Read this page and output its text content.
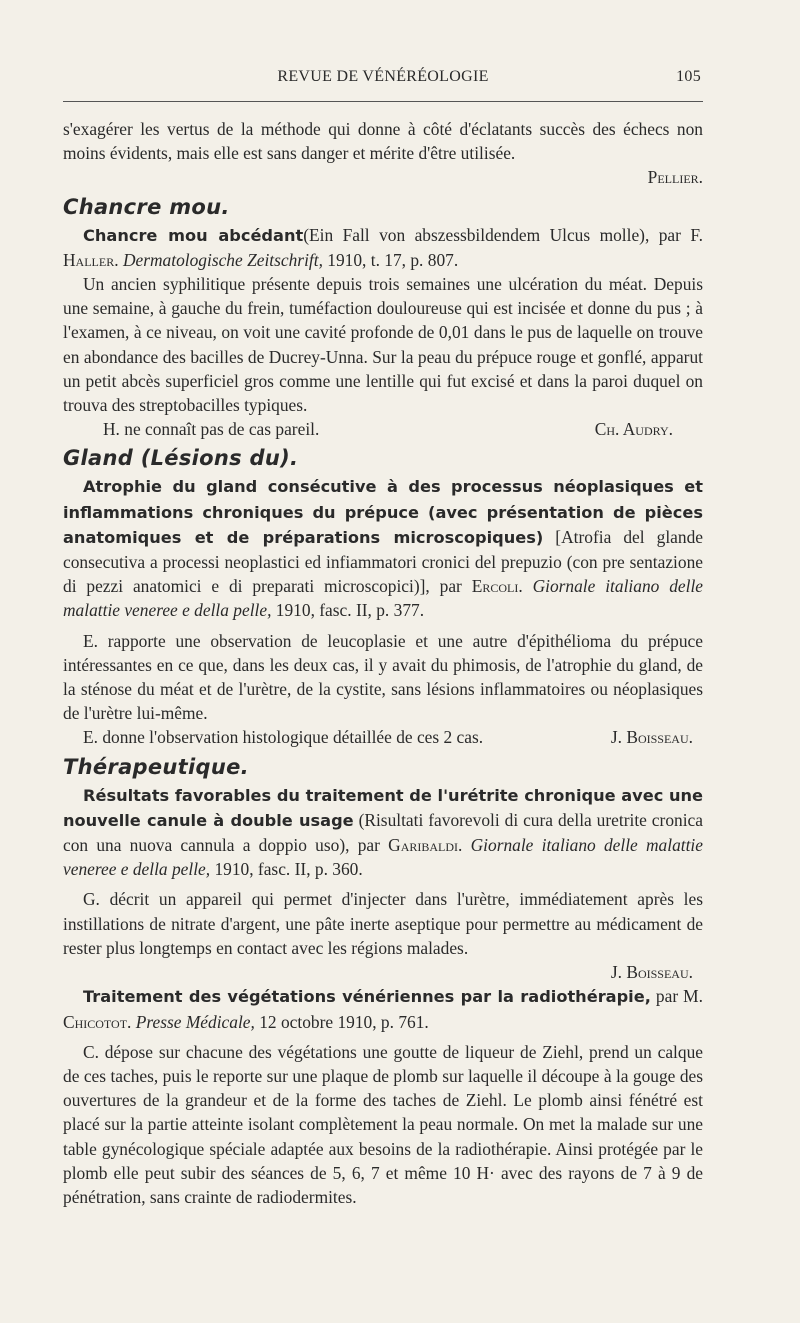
REVUE DE VÉNÉRÉOLOGIE	105

s'exagérer les vertus de la méthode qui donne à côté d'éclatants succès des échecs non moins évidents, mais elle est sans danger et mérite d'être utilisée.

Pellier.

Chancre mou.

Chancre mou abcédant(Ein Fall von abszessbildendem Ulcus molle), par F. Haller. Dermatologische Zeitschrift, 1910, t. 17, p. 807.

Un ancien syphilitique présente depuis trois semaines une ulcération du méat. Depuis une semaine, à gauche du frein, tuméfaction douloureuse qui est incisée et donne du pus ; à l'examen, à ce niveau, on voit une cavité profonde de 0,01 dans le pus de laquelle on trouve en abondance des bacilles de Ducrey-Unna. Sur la peau du prépuce rouge et gonflé, apparut un petit abcès superficiel gros comme une lentille qui fut excisé et dans la paroi duquel on trouva des streptobacilles typiques.

H. ne connaît pas de cas pareil.	Ch. Audry.

Gland (Lésions du).

Atrophie du gland consécutive à des processus néoplasiques et inflammations chroniques du prépuce (avec présentation de pièces anatomiques et de préparations microscopiques) [Atrofia del glande consecutiva a processi neoplastici ed infiammatori cronici del prepuzio (con pre sentazione di pezzi anatomici e di preparati microscopici)], par Ercoli. Giornale italiano delle malattie veneree e della pelle, 1910, fasc. II, p. 377.

E. rapporte une observation de leucoplasie et une autre d'épithélioma du prépuce intéressantes en ce que, dans les deux cas, il y avait du phimosis, de l'atrophie du gland, de la sténose du méat et de l'urètre, de la cystite, sans lésions inflammatoires ou néoplasiques de l'urètre lui-même.

E. donne l'observation histologique détaillée de ces 2 cas.	J. Boisseau.

Thérapeutique.

Résultats favorables du traitement de l'urétrite chronique avec une nouvelle canule à double usage (Risultati favorevoli di cura della uretrite cronica con una nuova cannula a doppio uso), par Garibaldi. Giornale italiano delle malattie veneree e della pelle, 1910, fasc. II, p. 360.

G. décrit un appareil qui permet d'injecter dans l'urètre, immédiatement après les instillations de nitrate d'argent, une pâte inerte aseptique pour permettre au médicament de rester plus longtemps en contact avec les régions malades.

J. Boisseau.

Traitement des végétations vénériennes par la radiothérapie, par M. Chicotot. Presse Médicale, 12 octobre 1910, p. 761.

C. dépose sur chacune des végétations une goutte de liqueur de Ziehl, prend un calque de ces taches, puis le reporte sur une plaque de plomb sur laquelle il découpe à la gouge des ouvertures de la grandeur et de la forme des taches de Ziehl. Le plomb ainsi fénétré est placé sur la partie atteinte isolant complètement la peau normale. On met la malade sur une table gynécologique spéciale adaptée aux besoins de la radiothérapie. Ainsi protégée par le plomb elle peut subir des séances de 5, 6, 7 et même 10 H· avec des rayons de 7 à 9 de pénétration, sans crainte de radiodermites.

### EXERCISE DIRECTIONS
List all lines from the entries that include the word "urètre".

### RESPONSE TO THIS EXERCISE
E. rapporte une observation de leucoplasie et une autre d'épithélioma du prépuce intéressantes en ce que, dans les deux cas, il y avait du phimosis, de l'atrophie du gland, de la sténose du méat et de l'urètre, de la cystite, sans lésions inflammatoires ou néoplasiques de l'urètre lui-même.
G. décrit un appareil qui permet d'injecter dans l'urètre, immédiatement après les instillations de nitrate d'argent, une pâte inerte aseptique pour permettre au médicament de rester plus longtemps en contact avec les régions malades.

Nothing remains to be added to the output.